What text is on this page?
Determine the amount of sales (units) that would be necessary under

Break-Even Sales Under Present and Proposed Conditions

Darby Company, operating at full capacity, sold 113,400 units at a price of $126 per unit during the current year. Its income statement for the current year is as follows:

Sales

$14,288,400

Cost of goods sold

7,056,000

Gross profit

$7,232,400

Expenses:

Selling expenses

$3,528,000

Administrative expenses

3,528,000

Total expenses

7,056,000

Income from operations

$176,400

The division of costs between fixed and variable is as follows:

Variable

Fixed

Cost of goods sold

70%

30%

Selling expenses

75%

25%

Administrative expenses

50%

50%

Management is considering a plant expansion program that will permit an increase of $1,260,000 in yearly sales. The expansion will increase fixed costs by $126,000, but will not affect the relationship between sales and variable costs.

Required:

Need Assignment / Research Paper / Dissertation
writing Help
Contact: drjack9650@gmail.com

——

## Stated goal
Exactly reproduce every line found in the records.

## Exercise result
What text is on this page?
Determine the amount of sales (units) that would be necessary under

Break-Even Sales Under Present and Proposed Conditions

Darby Company, operating at full capacity, sold 113,400 units at a price of $126 per unit during the current year. Its income statement for the current year is as follows:

Sales

$14,288,400

Cost of goods sold

7,056,000

Gross profit

$7,232,400

Expenses:

Selling expenses

$3,528,000

Administrative expenses

3,528,000

Total expenses

7,056,000

Income from operations

$176,400

The division of costs between fixed and variable is as follows:

Variable

Fixed

Cost of goods sold

70%

30%

Selling expenses

75%

25%

Administrative expenses

50%

50%

Management is considering a plant expansion program that will permit an increase of $1,260,000 in yearly sales. The expansion will increase fixed costs by $126,000, but will not affect the relationship between sales and variable costs.

Required:

Need Assignment / Research Paper / Dissertation
writing Help
Contact: drjack9650@gmail.com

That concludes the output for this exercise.